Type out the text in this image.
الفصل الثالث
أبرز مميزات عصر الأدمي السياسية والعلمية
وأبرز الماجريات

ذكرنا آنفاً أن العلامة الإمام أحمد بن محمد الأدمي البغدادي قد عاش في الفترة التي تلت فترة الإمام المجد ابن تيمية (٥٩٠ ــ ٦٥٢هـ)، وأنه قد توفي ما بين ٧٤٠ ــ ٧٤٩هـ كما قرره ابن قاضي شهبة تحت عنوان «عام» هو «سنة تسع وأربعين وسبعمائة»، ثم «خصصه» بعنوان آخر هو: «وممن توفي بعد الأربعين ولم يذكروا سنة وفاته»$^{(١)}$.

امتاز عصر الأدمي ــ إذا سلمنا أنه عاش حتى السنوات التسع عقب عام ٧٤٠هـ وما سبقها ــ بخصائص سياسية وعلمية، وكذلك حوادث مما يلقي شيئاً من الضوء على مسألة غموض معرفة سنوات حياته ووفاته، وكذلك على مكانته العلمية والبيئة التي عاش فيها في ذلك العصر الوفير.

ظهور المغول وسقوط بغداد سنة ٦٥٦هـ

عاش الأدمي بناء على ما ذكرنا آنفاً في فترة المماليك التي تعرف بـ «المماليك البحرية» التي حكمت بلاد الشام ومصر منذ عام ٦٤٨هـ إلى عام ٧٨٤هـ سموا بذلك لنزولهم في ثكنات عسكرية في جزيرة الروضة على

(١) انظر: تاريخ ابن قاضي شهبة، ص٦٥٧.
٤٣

········

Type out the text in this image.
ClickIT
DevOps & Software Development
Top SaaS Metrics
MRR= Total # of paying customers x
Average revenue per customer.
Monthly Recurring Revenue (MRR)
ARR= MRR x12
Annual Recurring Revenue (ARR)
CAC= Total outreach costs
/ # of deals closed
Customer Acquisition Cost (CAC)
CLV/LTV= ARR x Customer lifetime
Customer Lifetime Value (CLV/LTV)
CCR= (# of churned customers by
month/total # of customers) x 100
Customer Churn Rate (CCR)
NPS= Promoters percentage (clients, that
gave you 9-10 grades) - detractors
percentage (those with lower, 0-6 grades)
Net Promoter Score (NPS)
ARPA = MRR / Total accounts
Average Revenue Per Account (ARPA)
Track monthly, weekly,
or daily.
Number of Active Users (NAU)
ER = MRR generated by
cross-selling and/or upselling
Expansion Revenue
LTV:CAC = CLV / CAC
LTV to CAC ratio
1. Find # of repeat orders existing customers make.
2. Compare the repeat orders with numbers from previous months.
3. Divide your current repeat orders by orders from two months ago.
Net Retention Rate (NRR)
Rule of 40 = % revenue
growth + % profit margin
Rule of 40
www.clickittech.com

········

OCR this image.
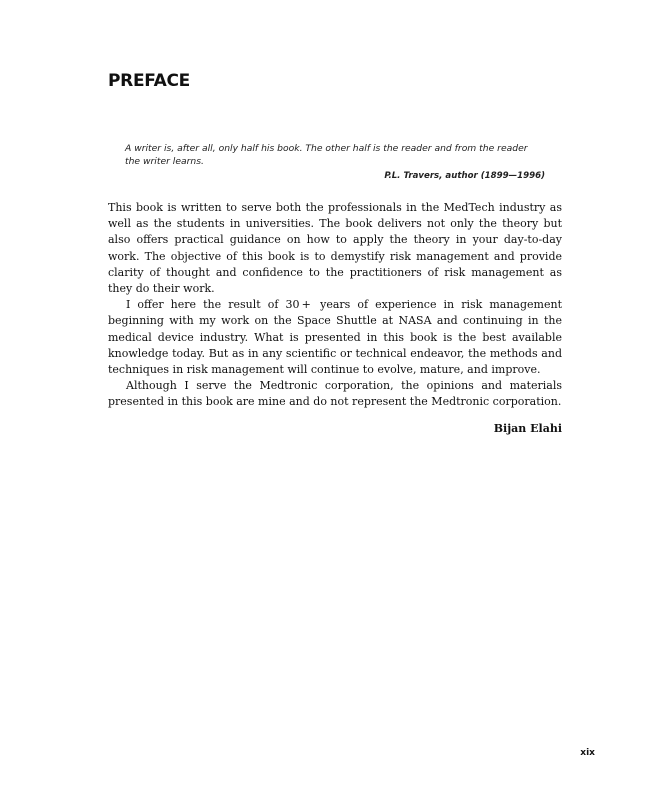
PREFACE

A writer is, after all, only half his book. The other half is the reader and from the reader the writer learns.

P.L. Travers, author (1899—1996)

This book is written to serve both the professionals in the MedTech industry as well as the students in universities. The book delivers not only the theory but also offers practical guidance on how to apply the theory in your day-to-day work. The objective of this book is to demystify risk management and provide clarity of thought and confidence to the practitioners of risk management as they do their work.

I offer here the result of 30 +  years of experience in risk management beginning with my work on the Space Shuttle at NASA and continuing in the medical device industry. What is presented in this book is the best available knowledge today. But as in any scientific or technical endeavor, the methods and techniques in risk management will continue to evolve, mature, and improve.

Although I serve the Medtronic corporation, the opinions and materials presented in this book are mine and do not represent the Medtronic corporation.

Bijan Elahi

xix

········

● TASK STATEMENT:
State the number of lines holding the word "grades" in the listing. Add nothing else.

● TASK RESPONSE:
2